## Your objective
Every entry must be given again exactly.

[BEGIN Task input]

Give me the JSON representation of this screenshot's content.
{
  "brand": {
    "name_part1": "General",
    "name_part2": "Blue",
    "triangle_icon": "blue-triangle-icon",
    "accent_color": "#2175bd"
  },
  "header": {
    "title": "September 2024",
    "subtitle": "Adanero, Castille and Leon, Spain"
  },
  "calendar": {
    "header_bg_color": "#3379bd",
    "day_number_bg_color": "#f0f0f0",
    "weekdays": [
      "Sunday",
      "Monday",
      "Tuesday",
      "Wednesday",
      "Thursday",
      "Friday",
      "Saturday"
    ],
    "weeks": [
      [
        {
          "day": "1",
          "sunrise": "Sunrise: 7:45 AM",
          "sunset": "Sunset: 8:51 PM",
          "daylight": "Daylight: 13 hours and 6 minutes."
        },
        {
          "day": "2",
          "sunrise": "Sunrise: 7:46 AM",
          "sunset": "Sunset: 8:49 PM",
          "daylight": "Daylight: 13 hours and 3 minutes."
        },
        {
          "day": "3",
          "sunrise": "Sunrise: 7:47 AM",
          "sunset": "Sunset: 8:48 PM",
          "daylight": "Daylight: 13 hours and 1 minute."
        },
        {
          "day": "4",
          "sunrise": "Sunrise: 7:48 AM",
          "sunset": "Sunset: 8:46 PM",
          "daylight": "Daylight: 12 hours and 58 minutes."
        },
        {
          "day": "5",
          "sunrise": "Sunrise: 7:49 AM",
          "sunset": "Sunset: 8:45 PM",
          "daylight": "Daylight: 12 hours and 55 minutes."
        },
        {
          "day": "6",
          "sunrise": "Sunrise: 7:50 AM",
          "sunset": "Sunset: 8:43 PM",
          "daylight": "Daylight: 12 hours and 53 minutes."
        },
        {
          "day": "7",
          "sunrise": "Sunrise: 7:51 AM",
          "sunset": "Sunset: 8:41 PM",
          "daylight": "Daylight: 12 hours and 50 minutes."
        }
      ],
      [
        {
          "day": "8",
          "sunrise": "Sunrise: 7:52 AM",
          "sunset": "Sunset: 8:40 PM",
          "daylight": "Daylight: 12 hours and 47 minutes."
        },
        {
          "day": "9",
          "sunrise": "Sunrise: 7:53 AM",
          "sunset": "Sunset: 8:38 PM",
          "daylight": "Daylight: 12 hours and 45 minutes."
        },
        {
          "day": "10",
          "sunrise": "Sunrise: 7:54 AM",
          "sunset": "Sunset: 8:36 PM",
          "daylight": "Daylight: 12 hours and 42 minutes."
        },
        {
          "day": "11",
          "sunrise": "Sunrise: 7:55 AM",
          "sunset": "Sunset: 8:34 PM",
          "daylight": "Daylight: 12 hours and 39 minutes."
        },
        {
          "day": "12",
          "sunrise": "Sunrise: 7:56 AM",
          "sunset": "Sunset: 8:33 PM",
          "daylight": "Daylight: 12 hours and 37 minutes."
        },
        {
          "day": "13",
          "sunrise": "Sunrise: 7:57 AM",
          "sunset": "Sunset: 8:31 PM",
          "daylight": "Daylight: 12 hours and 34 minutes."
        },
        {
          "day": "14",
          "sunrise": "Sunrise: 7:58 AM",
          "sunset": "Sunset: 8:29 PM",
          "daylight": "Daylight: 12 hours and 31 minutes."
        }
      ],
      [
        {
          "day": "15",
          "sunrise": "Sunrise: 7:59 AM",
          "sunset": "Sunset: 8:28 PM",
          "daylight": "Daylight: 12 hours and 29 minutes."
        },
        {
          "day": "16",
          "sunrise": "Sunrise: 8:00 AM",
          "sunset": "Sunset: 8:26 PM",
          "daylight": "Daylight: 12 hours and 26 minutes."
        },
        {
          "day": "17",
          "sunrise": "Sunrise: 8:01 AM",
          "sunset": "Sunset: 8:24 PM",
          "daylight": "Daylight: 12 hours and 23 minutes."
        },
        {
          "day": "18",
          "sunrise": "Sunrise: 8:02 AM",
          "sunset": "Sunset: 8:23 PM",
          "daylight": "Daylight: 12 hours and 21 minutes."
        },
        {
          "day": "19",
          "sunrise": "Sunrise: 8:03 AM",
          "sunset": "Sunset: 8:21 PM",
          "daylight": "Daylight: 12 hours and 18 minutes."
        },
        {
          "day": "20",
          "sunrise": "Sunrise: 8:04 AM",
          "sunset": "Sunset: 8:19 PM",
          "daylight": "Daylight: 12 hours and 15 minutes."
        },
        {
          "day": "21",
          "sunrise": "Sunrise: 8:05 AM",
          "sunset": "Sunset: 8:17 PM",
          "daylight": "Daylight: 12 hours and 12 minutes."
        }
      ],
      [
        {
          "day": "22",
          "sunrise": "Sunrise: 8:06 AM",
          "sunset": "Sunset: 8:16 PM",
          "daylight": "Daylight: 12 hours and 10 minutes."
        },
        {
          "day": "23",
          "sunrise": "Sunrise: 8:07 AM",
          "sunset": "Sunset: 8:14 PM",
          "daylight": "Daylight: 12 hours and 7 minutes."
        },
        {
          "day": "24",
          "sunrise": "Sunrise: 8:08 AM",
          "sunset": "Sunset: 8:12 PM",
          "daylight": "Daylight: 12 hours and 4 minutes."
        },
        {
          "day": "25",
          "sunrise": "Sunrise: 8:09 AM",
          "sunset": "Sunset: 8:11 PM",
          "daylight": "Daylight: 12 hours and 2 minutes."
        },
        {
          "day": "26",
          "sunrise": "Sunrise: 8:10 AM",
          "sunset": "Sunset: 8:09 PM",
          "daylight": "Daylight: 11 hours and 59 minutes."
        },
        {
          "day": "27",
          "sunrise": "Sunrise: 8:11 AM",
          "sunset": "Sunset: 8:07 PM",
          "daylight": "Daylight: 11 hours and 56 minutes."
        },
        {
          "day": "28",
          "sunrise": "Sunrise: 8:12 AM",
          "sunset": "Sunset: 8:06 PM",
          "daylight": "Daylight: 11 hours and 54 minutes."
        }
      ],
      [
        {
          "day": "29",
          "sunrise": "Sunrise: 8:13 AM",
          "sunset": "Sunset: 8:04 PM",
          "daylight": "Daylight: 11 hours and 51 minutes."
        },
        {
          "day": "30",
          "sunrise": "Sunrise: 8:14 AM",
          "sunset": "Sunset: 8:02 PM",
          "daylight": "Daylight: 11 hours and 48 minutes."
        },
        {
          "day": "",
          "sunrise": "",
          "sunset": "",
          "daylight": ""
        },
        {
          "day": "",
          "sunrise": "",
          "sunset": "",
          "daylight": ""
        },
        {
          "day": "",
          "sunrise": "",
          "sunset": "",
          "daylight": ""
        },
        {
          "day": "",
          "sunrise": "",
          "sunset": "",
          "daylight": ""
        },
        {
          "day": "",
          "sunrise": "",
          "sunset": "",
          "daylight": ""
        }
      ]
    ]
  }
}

[END Task input]

## Exercise answer
Give me the JSON representation of this screenshot's content.
{
  "brand": {
    "name_part1": "General",
    "name_part2": "Blue",
    "triangle_icon": "blue-triangle-icon",
    "accent_color": "#2175bd"
  },
  "header": {
    "title": "September 2024",
    "subtitle": "Adanero, Castille and Leon, Spain"
  },
  "calendar": {
    "header_bg_color": "#3379bd",
    "day_number_bg_color": "#f0f0f0",
    "weekdays": [
      "Sunday",
      "Monday",
      "Tuesday",
      "Wednesday",
      "Thursday",
      "Friday",
      "Saturday"
    ],
    "weeks": [
      [
        {
          "day": "1",
          "sunrise": "Sunrise: 7:45 AM",
          "sunset": "Sunset: 8:51 PM",
          "daylight": "Daylight: 13 hours and 6 minutes."
        },
        {
          "day": "2",
          "sunrise": "Sunrise: 7:46 AM",
          "sunset": "Sunset: 8:49 PM",
          "daylight": "Daylight: 13 hours and 3 minutes."
        },
        {
          "day": "3",
          "sunrise": "Sunrise: 7:47 AM",
          "sunset": "Sunset: 8:48 PM",
          "daylight": "Daylight: 13 hours and 1 minute."
        },
        {
          "day": "4",
          "sunrise": "Sunrise: 7:48 AM",
          "sunset": "Sunset: 8:46 PM",
          "daylight": "Daylight: 12 hours and 58 minutes."
        },
        {
          "day": "5",
          "sunrise": "Sunrise: 7:49 AM",
          "sunset": "Sunset: 8:45 PM",
          "daylight": "Daylight: 12 hours and 55 minutes."
        },
        {
          "day": "6",
          "sunrise": "Sunrise: 7:50 AM",
          "sunset": "Sunset: 8:43 PM",
          "daylight": "Daylight: 12 hours and 53 minutes."
        },
        {
          "day": "7",
          "sunrise": "Sunrise: 7:51 AM",
          "sunset": "Sunset: 8:41 PM",
          "daylight": "Daylight: 12 hours and 50 minutes."
        }
      ],
      [
        {
          "day": "8",
          "sunrise": "Sunrise: 7:52 AM",
          "sunset": "Sunset: 8:40 PM",
          "daylight": "Daylight: 12 hours and 47 minutes."
        },
        {
          "day": "9",
          "sunrise": "Sunrise: 7:53 AM",
          "sunset": "Sunset: 8:38 PM",
          "daylight": "Daylight: 12 hours and 45 minutes."
        },
        {
          "day": "10",
          "sunrise": "Sunrise: 7:54 AM",
          "sunset": "Sunset: 8:36 PM",
          "daylight": "Daylight: 12 hours and 42 minutes."
        },
        {
          "day": "11",
          "sunrise": "Sunrise: 7:55 AM",
          "sunset": "Sunset: 8:34 PM",
          "daylight": "Daylight: 12 hours and 39 minutes."
        },
        {
          "day": "12",
          "sunrise": "Sunrise: 7:56 AM",
          "sunset": "Sunset: 8:33 PM",
          "daylight": "Daylight: 12 hours and 37 minutes."
        },
        {
          "day": "13",
          "sunrise": "Sunrise: 7:57 AM",
          "sunset": "Sunset: 8:31 PM",
          "daylight": "Daylight: 12 hours and 34 minutes."
        },
        {
          "day": "14",
          "sunrise": "Sunrise: 7:58 AM",
          "sunset": "Sunset: 8:29 PM",
          "daylight": "Daylight: 12 hours and 31 minutes."
        }
      ],
      [
        {
          "day": "15",
          "sunrise": "Sunrise: 7:59 AM",
          "sunset": "Sunset: 8:28 PM",
          "daylight": "Daylight: 12 hours and 29 minutes."
        },
        {
          "day": "16",
          "sunrise": "Sunrise: 8:00 AM",
          "sunset": "Sunset: 8:26 PM",
          "daylight": "Daylight: 12 hours and 26 minutes."
        },
        {
          "day": "17",
          "sunrise": "Sunrise: 8:01 AM",
          "sunset": "Sunset: 8:24 PM",
          "daylight": "Daylight: 12 hours and 23 minutes."
        },
        {
          "day": "18",
          "sunrise": "Sunrise: 8:02 AM",
          "sunset": "Sunset: 8:23 PM",
          "daylight": "Daylight: 12 hours and 21 minutes."
        },
        {
          "day": "19",
          "sunrise": "Sunrise: 8:03 AM",
          "sunset": "Sunset: 8:21 PM",
          "daylight": "Daylight: 12 hours and 18 minutes."
        },
        {
          "day": "20",
          "sunrise": "Sunrise: 8:04 AM",
          "sunset": "Sunset: 8:19 PM",
          "daylight": "Daylight: 12 hours and 15 minutes."
        },
        {
          "day": "21",
          "sunrise": "Sunrise: 8:05 AM",
          "sunset": "Sunset: 8:17 PM",
          "daylight": "Daylight: 12 hours and 12 minutes."
        }
      ],
      [
        {
          "day": "22",
          "sunrise": "Sunrise: 8:06 AM",
          "sunset": "Sunset: 8:16 PM",
          "daylight": "Daylight: 12 hours and 10 minutes."
        },
        {
          "day": "23",
          "sunrise": "Sunrise: 8:07 AM",
          "sunset": "Sunset: 8:14 PM",
          "daylight": "Daylight: 12 hours and 7 minutes."
        },
        {
          "day": "24",
          "sunrise": "Sunrise: 8:08 AM",
          "sunset": "Sunset: 8:12 PM",
          "daylight": "Daylight: 12 hours and 4 minutes."
        },
        {
          "day": "25",
          "sunrise": "Sunrise: 8:09 AM",
          "sunset": "Sunset: 8:11 PM",
          "daylight": "Daylight: 12 hours and 2 minutes."
        },
        {
          "day": "26",
          "sunrise": "Sunrise: 8:10 AM",
          "sunset": "Sunset: 8:09 PM",
          "daylight": "Daylight: 11 hours and 59 minutes."
        },
        {
          "day": "27",
          "sunrise": "Sunrise: 8:11 AM",
          "sunset": "Sunset: 8:07 PM",
          "daylight": "Daylight: 11 hours and 56 minutes."
        },
        {
          "day": "28",
          "sunrise": "Sunrise: 8:12 AM",
          "sunset": "Sunset: 8:06 PM",
          "daylight": "Daylight: 11 hours and 54 minutes."
        }
      ],
      [
        {
          "day": "29",
          "sunrise": "Sunrise: 8:13 AM",
          "sunset": "Sunset: 8:04 PM",
          "daylight": "Daylight: 11 hours and 51 minutes."
        },
        {
          "day": "30",
          "sunrise": "Sunrise: 8:14 AM",
          "sunset": "Sunset: 8:02 PM",
          "daylight": "Daylight: 11 hours and 48 minutes."
        },
        {
          "day": "",
          "sunrise": "",
          "sunset": "",
          "daylight": ""
        },
        {
          "day": "",
          "sunrise": "",
          "sunset": "",
          "daylight": ""
        },
        {
          "day": "",
          "sunrise": "",
          "sunset": "",
          "daylight": ""
        },
        {
          "day": "",
          "sunrise": "",
          "sunset": "",
          "daylight": ""
        },
        {
          "day": "",
          "sunrise": "",
          "sunset": "",
          "daylight": ""
        }
      ]
    ]
  }
}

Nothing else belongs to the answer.